What to do -> Read through the records below and copy each line that uses the word "excellent".

[Recorded data]
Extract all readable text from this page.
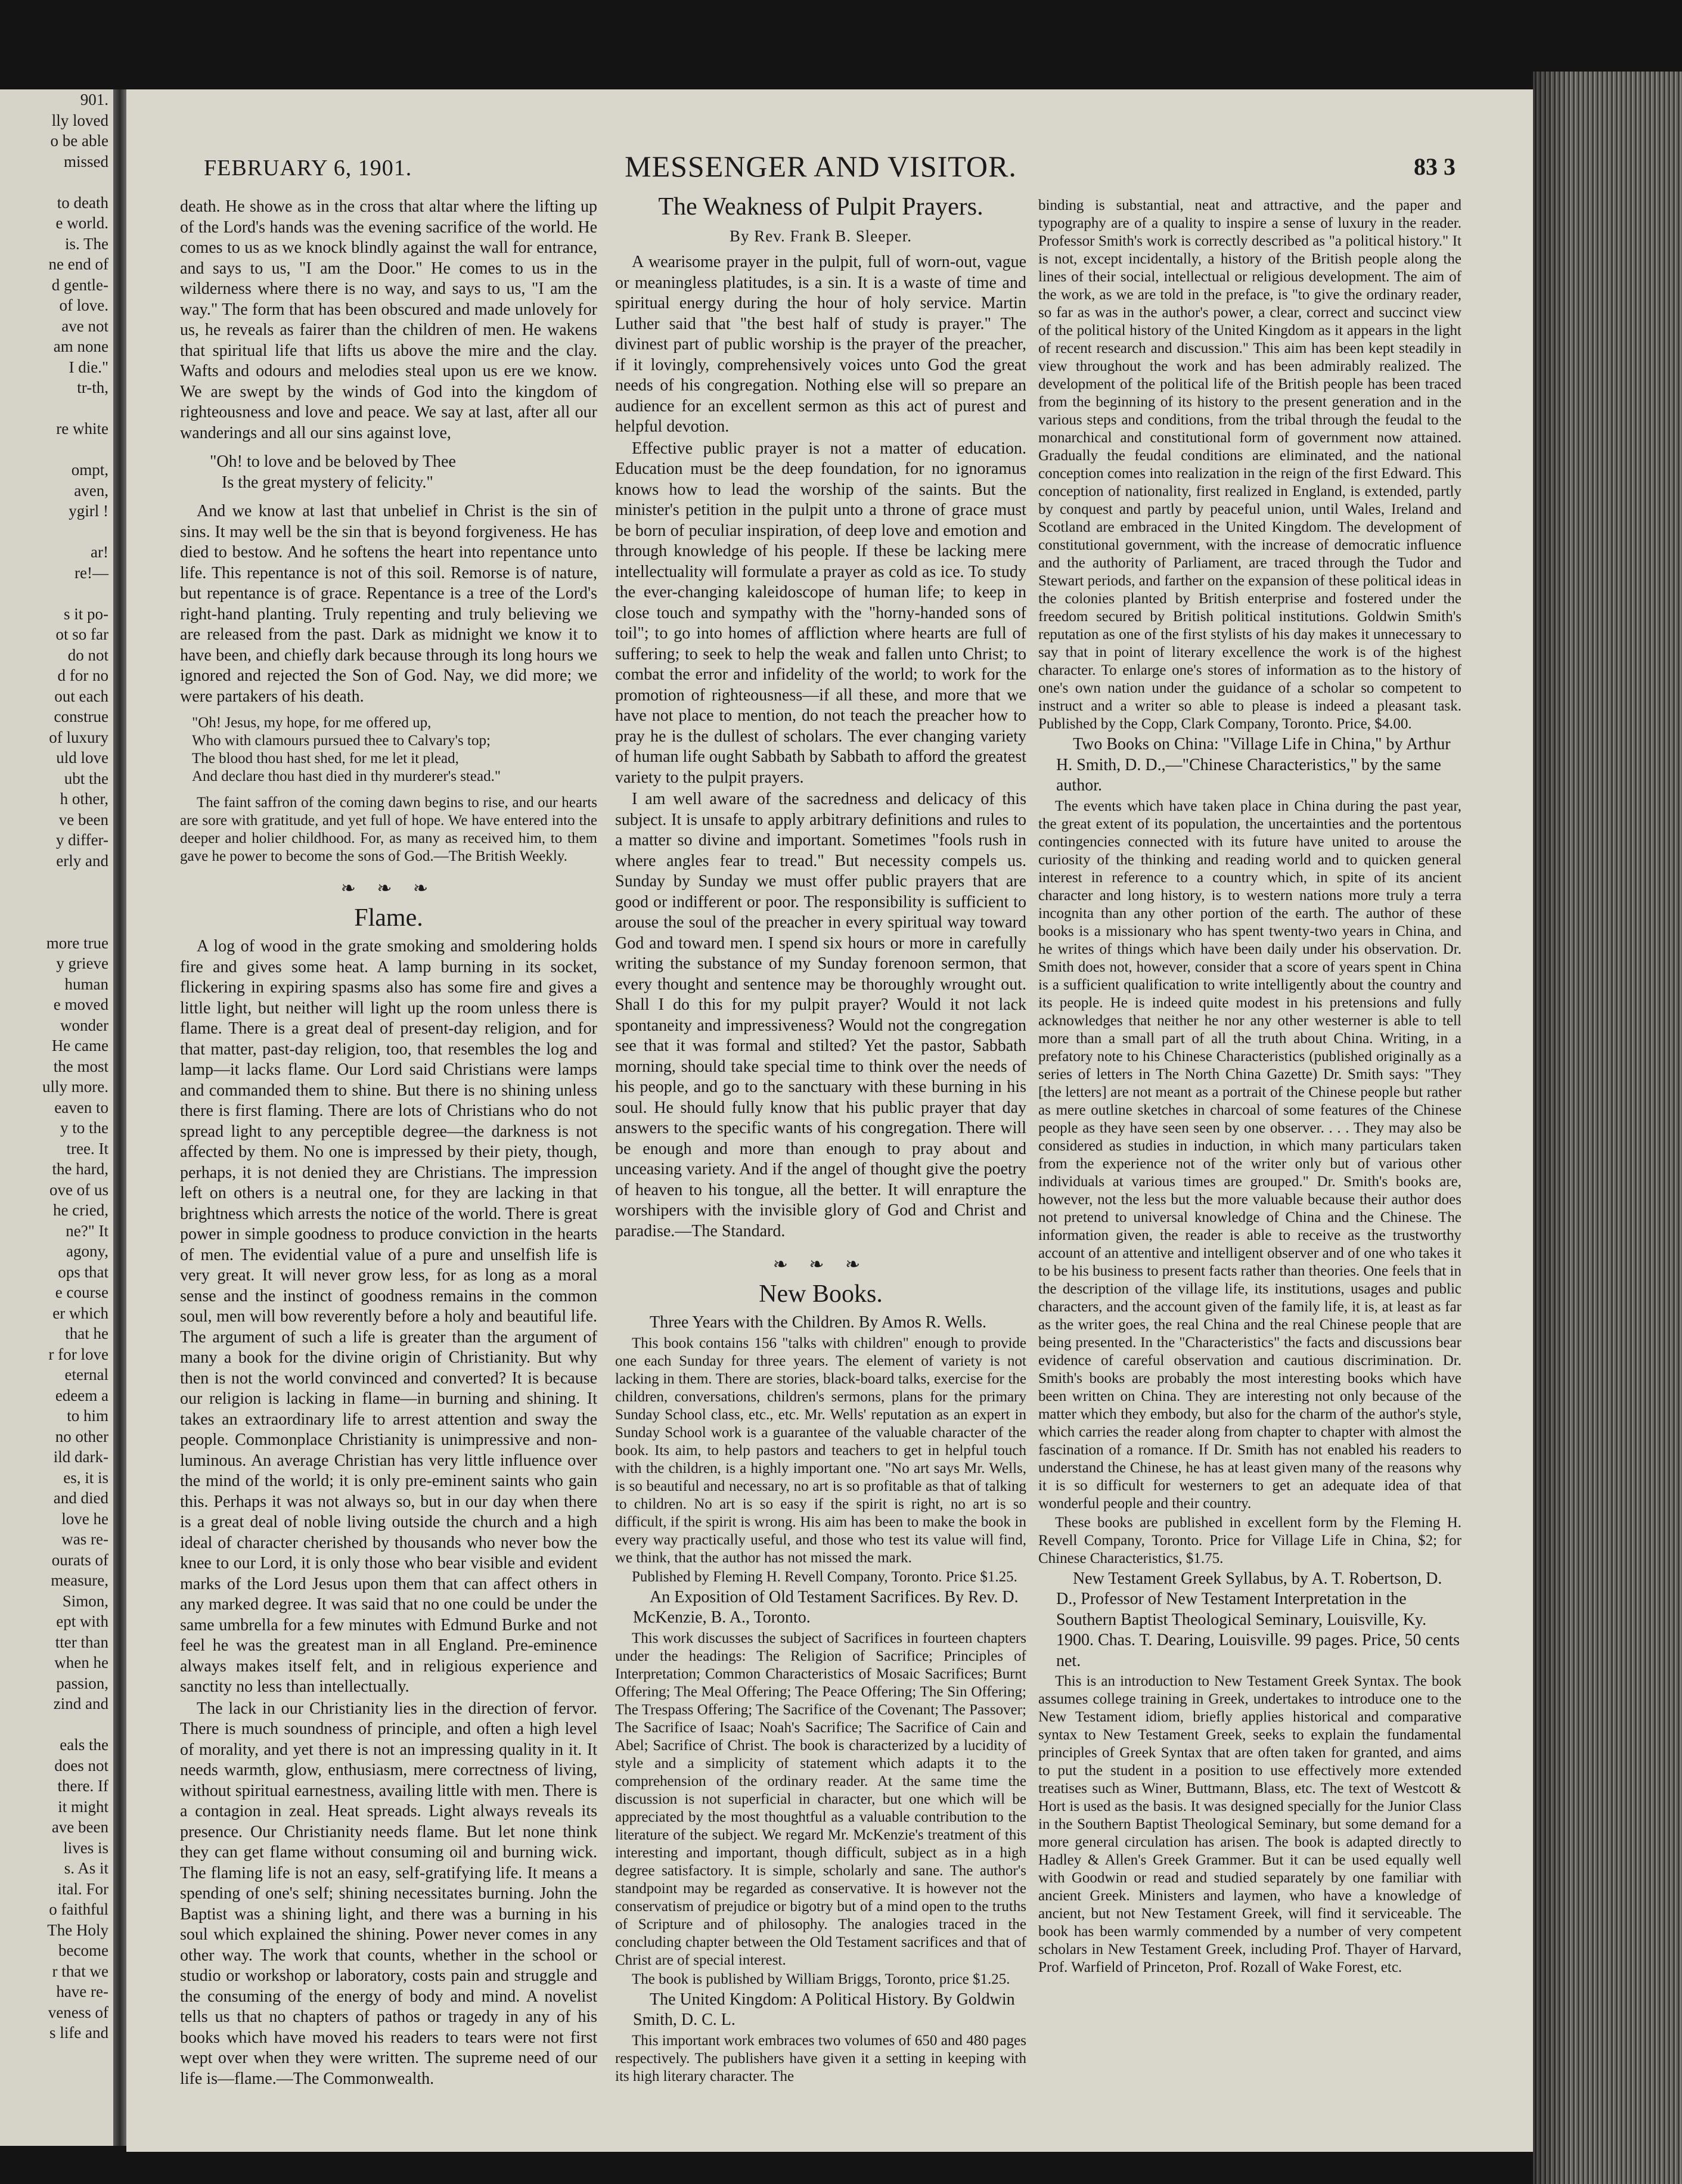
901.
lly loved
o be able
missed
to death
e world.
is. The
ne end of
d gentle-
of love.
ave not
am none
I die."
tr-th,
re white
ompt,
aven,
ygirl !
ar!
re!—
s it po-
ot so far
do not
d for no
out each
construe
of luxury
uld love
ubt the
h other,
ve been
y differ-
erly and
more true
y grieve
human
e moved
wonder
He came
the most
ully more.
eaven to
y to the
tree. It
the hard,
ove of us
he cried,
ne?" It
agony,
ops that
e course
er which
that he
r for love
eternal
edeem a
to him
no other
ild dark-
es, it is
and died
love he
was re-
ourats of
measure,
Simon,
ept with
tter than
when he
passion,
zind and
eals the
does not
there. If
it might
ave been
lives is
s. As it
ital. For
o faithful
The Holy
become
r that we
have re-
veness of
s life and
FEBRUARY 6, 1901.	MESSENGER AND VISITOR.	83 3

death. He showe as in the cross that altar where the lifting up of the Lord's hands was the evening sacrifice of the world. He comes to us as we knock blindly against the wall for entrance, and says to us, "I am the Door." He comes to us in the wilderness where there is no way, and says to us, "I am the way." The form that has been obscured and made unlovely for us, he reveals as fairer than the children of men. He wakens that spiritual life that lifts us above the mire and the clay. Wafts and odours and melodies steal upon us ere we know. We are swept by the winds of God into the kingdom of righteousness and love and peace. We say at last, after all our wanderings and all our sins against love,

"Oh! to love and be beloved by Thee
Is the great mystery of felicity."

And we know at last that unbelief in Christ is the sin of sins. It may well be the sin that is beyond forgiveness. He has died to bestow. And he softens the heart into repentance unto life. This repentance is not of this soil. Remorse is of nature, but repentance is of grace. Repentance is a tree of the Lord's right-hand planting. Truly repenting and truly believing we are released from the past. Dark as midnight we know it to have been, and chiefly dark because through its long hours we ignored and rejected the Son of God. Nay, we did more; we were partakers of his death.

"Oh! Jesus, my hope, for me offered up,
Who with clamours pursued thee to Calvary's top;
The blood thou hast shed, for me let it plead,
And declare thou hast died in thy murderer's stead."

The faint saffron of the coming dawn begins to rise, and our hearts are sore with gratitude, and yet full of hope. We have entered into the deeper and holier childhood. For, as many as received him, to them gave he power to become the sons of God.—The British Weekly.

❧ ❧ ❧
Flame.

A log of wood in the grate smoking and smoldering holds fire and gives some heat. A lamp burning in its socket, flickering in expiring spasms also has some fire and gives a little light, but neither will light up the room unless there is flame. There is a great deal of present-day religion, and for that matter, past-day religion, too, that resembles the log and lamp—it lacks flame. Our Lord said Christians were lamps and commanded them to shine. But there is no shining unless there is first flaming. There are lots of Christians who do not spread light to any perceptible degree—the darkness is not affected by them. No one is impressed by their piety, though, perhaps, it is not denied they are Christians. The impression left on others is a neutral one, for they are lacking in that brightness which arrests the notice of the world. There is great power in simple goodness to produce conviction in the hearts of men. The evidential value of a pure and unselfish life is very great. It will never grow less, for as long as a moral sense and the instinct of goodness remains in the common soul, men will bow reverently before a holy and beautiful life. The argument of such a life is greater than the argument of many a book for the divine origin of Christianity. But why then is not the world convinced and converted? It is because our religion is lacking in flame—in burning and shining. It takes an extraordinary life to arrest attention and sway the people. Commonplace Christianity is unimpressive and non-luminous. An average Christian has very little influence over the mind of the world; it is only pre-eminent saints who gain this. Perhaps it was not always so, but in our day when there is a great deal of noble living outside the church and a high ideal of character cherished by thousands who never bow the knee to our Lord, it is only those who bear visible and evident marks of the Lord Jesus upon them that can affect others in any marked degree. It was said that no one could be under the same umbrella for a few minutes with Edmund Burke and not feel he was the greatest man in all England. Pre-eminence always makes itself felt, and in religious experience and sanctity no less than intellectually.

The lack in our Christianity lies in the direction of fervor. There is much soundness of principle, and often a high level of morality, and yet there is not an impressing quality in it. It needs warmth, glow, enthusiasm, mere correctness of living, without spiritual earnestness, availing little with men. There is a contagion in zeal. Heat spreads. Light always reveals its presence. Our Christianity needs flame. But let none think they can get flame without consuming oil and burning wick. The flaming life is not an easy, self-gratifying life. It means a spending of one's self; shining necessitates burning. John the Baptist was a shining light, and there was a burning in his soul which explained the shining. Power never comes in any other way. The work that counts, whether in the school or studio or workshop or laboratory, costs pain and struggle and the consuming of the energy of body and mind. A novelist tells us that no chapters of pathos or tragedy in any of his books which have moved his readers to tears were not first wept over when they were written. The supreme need of our life is—flame.—The Commonwealth.

The Weakness of Pulpit Prayers.
By Rev. Frank B. Sleeper.

A wearisome prayer in the pulpit, full of worn-out, vague or meaningless platitudes, is a sin. It is a waste of time and spiritual energy during the hour of holy service. Martin Luther said that "the best half of study is prayer." The divinest part of public worship is the prayer of the preacher, if it lovingly, comprehensively voices unto God the great needs of his congregation. Nothing else will so prepare an audience for an excellent sermon as this act of purest and helpful devotion.

Effective public prayer is not a matter of education. Education must be the deep foundation, for no ignoramus knows how to lead the worship of the saints. But the minister's petition in the pulpit unto a throne of grace must be born of peculiar inspiration, of deep love and emotion and through knowledge of his people. If these be lacking mere intellectuality will formulate a prayer as cold as ice. To study the ever-changing kaleidoscope of human life; to keep in close touch and sympathy with the "horny-handed sons of toil"; to go into homes of affliction where hearts are full of suffering; to seek to help the weak and fallen unto Christ; to combat the error and infidelity of the world; to work for the promotion of righteousness—if all these, and more that we have not place to mention, do not teach the preacher how to pray he is the dullest of scholars. The ever changing variety of human life ought Sabbath by Sabbath to afford the greatest variety to the pulpit prayers.

I am well aware of the sacredness and delicacy of this subject. It is unsafe to apply arbitrary definitions and rules to a matter so divine and important. Sometimes "fools rush in where angles fear to tread." But necessity compels us. Sunday by Sunday we must offer public prayers that are good or indifferent or poor. The responsibility is sufficient to arouse the soul of the preacher in every spiritual way toward God and toward men. I spend six hours or more in carefully writing the substance of my Sunday forenoon sermon, that every thought and sentence may be thoroughly wrought out. Shall I do this for my pulpit prayer? Would it not lack spontaneity and impressiveness? Would not the congregation see that it was formal and stilted? Yet the pastor, Sabbath morning, should take special time to think over the needs of his people, and go to the sanctuary with these burning in his soul. He should fully know that his public prayer that day answers to the specific wants of his congregation. There will be enough and more than enough to pray about and unceasing variety. And if the angel of thought give the poetry of heaven to his tongue, all the better. It will enrapture the worshipers with the invisible glory of God and Christ and paradise.—The Standard.

❧ ❧ ❧
New Books.

Three Years with the Children. By Amos R. Wells.

This book contains 156 "talks with children" enough to provide one each Sunday for three years. The element of variety is not lacking in them. There are stories, black-board talks, exercise for the children, conversations, children's sermons, plans for the primary Sunday School class, etc., etc. Mr. Wells' reputation as an expert in Sunday School work is a guarantee of the valuable character of the book. Its aim, to help pastors and teachers to get in helpful touch with the children, is a highly important one. "No art says Mr. Wells, is so beautiful and necessary, no art is so profitable as that of talking to children. No art is so easy if the spirit is right, no art is so difficult, if the spirit is wrong. His aim has been to make the book in every way practically useful, and those who test its value will find, we think, that the author has not missed the mark.

Published by Fleming H. Revell Company, Toronto. Price $1.25.

An Exposition of Old Testament Sacrifices. By Rev. D. McKenzie, B. A., Toronto.

This work discusses the subject of Sacrifices in fourteen chapters under the headings: The Religion of Sacrifice; Principles of Interpretation; Common Characteristics of Mosaic Sacrifices; Burnt Offering; The Meal Offering; The Peace Offering; The Sin Offering; The Trespass Offering; The Sacrifice of the Covenant; The Passover; The Sacrifice of Isaac; Noah's Sacrifice; The Sacrifice of Cain and Abel; Sacrifice of Christ. The book is characterized by a lucidity of style and a simplicity of statement which adapts it to the comprehension of the ordinary reader. At the same time the discussion is not superficial in character, but one which will be appreciated by the most thoughtful as a valuable contribution to the literature of the subject. We regard Mr. McKenzie's treatment of this interesting and important, though difficult, subject as in a high degree satisfactory. It is simple, scholarly and sane. The author's standpoint may be regarded as conservative. It is however not the conservatism of prejudice or bigotry but of a mind open to the truths of Scripture and of philosophy. The analogies traced in the concluding chapter between the Old Testament sacrifices and that of Christ are of special interest.

The book is published by William Briggs, Toronto, price $1.25.

The United Kingdom: A Political History. By Goldwin Smith, D. C. L.

This important work embraces two volumes of 650 and 480 pages respectively. The publishers have given it a setting in keeping with its high literary character. The

binding is substantial, neat and attractive, and the paper and typography are of a quality to inspire a sense of luxury in the reader. Professor Smith's work is correctly described as "a political history." It is not, except incidentally, a history of the British people along the lines of their social, intellectual or religious development. The aim of the work, as we are told in the preface, is "to give the ordinary reader, so far as was in the author's power, a clear, correct and succinct view of the political history of the United Kingdom as it appears in the light of recent research and discussion." This aim has been kept steadily in view throughout the work and has been admirably realized. The development of the political life of the British people has been traced from the beginning of its history to the present generation and in the various steps and conditions, from the tribal through the feudal to the monarchical and constitutional form of government now attained. Gradually the feudal conditions are eliminated, and the national conception comes into realization in the reign of the first Edward. This conception of nationality, first realized in England, is extended, partly by conquest and partly by peaceful union, until Wales, Ireland and Scotland are embraced in the United Kingdom. The development of constitutional government, with the increase of democratic influence and the authority of Parliament, are traced through the Tudor and Stewart periods, and farther on the expansion of these political ideas in the colonies planted by British enterprise and fostered under the freedom secured by British political institutions. Goldwin Smith's reputation as one of the first stylists of his day makes it unnecessary to say that in point of literary excellence the work is of the highest character. To enlarge one's stores of information as to the history of one's own nation under the guidance of a scholar so competent to instruct and a writer so able to please is indeed a pleasant task. Published by the Copp, Clark Company, Toronto. Price, $4.00.

Two Books on China: "Village Life in China," by Arthur H. Smith, D. D.,—"Chinese Characteristics," by the same author.

The events which have taken place in China during the past year, the great extent of its population, the uncertainties and the portentous contingencies connected with its future have united to arouse the curiosity of the thinking and reading world and to quicken general interest in reference to a country which, in spite of its ancient character and long history, is to western nations more truly a terra incognita than any other portion of the earth. The author of these books is a missionary who has spent twenty-two years in China, and he writes of things which have been daily under his observation. Dr. Smith does not, however, consider that a score of years spent in China is a sufficient qualification to write intelligently about the country and its people. He is indeed quite modest in his pretensions and fully acknowledges that neither he nor any other westerner is able to tell more than a small part of all the truth about China. Writing, in a prefatory note to his Chinese Characteristics (published originally as a series of letters in The North China Gazette) Dr. Smith says: "They [the letters] are not meant as a portrait of the Chinese people but rather as mere outline sketches in charcoal of some features of the Chinese people as they have seen seen by one observer. . . . They may also be considered as studies in induction, in which many particulars taken from the experience not of the writer only but of various other individuals at various times are grouped." Dr. Smith's books are, however, not the less but the more valuable because their author does not pretend to universal knowledge of China and the Chinese. The information given, the reader is able to receive as the trustworthy account of an attentive and intelligent observer and of one who takes it to be his business to present facts rather than theories. One feels that in the description of the village life, its institutions, usages and public characters, and the account given of the family life, it is, at least as far as the writer goes, the real China and the real Chinese people that are being presented. In the "Characteristics" the facts and discussions bear evidence of careful observation and cautious discrimination. Dr. Smith's books are probably the most interesting books which have been written on China. They are interesting not only because of the matter which they embody, but also for the charm of the author's style, which carries the reader along from chapter to chapter with almost the fascination of a romance. If Dr. Smith has not enabled his readers to understand the Chinese, he has at least given many of the reasons why it is so difficult for westerners to get an adequate idea of that wonderful people and their country.

These books are published in excellent form by the Fleming H. Revell Company, Toronto. Price for Village Life in China, $2; for Chinese Characteristics, $1.75.

New Testament Greek Syllabus, by A. T. Robertson, D. D., Professor of New Testament Interpretation in the Southern Baptist Theological Seminary, Louisville, Ky. 1900. Chas. T. Dearing, Louisville. 99 pages. Price, 50 cents net.

This is an introduction to New Testament Greek Syntax. The book assumes college training in Greek, undertakes to introduce one to the New Testament idiom, briefly applies historical and comparative syntax to New Testament Greek, seeks to explain the fundamental principles of Greek Syntax that are often taken for granted, and aims to put the student in a position to use effectively more extended treatises such as Winer, Buttmann, Blass, etc. The text of Westcott & Hort is used as the basis. It was designed specially for the Junior Class in the Southern Baptist Theological Seminary, but some demand for a more general circulation has arisen. The book is adapted directly to Hadley & Allen's Greek Grammer. But it can be used equally well with Goodwin or read and studied separately by one familiar with ancient Greek. Ministers and laymen, who have a knowledge of ancient, but not New Testament Greek, will find it serviceable. The book has been warmly commended by a number of very competent scholars in New Testament Greek, including Prof. Thayer of Harvard, Prof. Warfield of Princeton, Prof. Rozall of Wake Forest, etc.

Written reply ->
A wearisome prayer in the pulpit, full of worn-out, vague or meaningless platitudes, is a sin. It is a waste of time and spiritual energy during the hour of holy service. Martin Luther said that "the best half of study is prayer." The divinest part of public worship is the prayer of the preacher, if it lovingly, comprehensively voices unto God the great needs of his congregation. Nothing else will so prepare an audience for an excellent sermon as this act of purest and helpful devotion.
These books are published in excellent form by the Fleming H. Revell Company, Toronto. Price for Village Life in China, $2; for Chinese Characteristics, $1.75.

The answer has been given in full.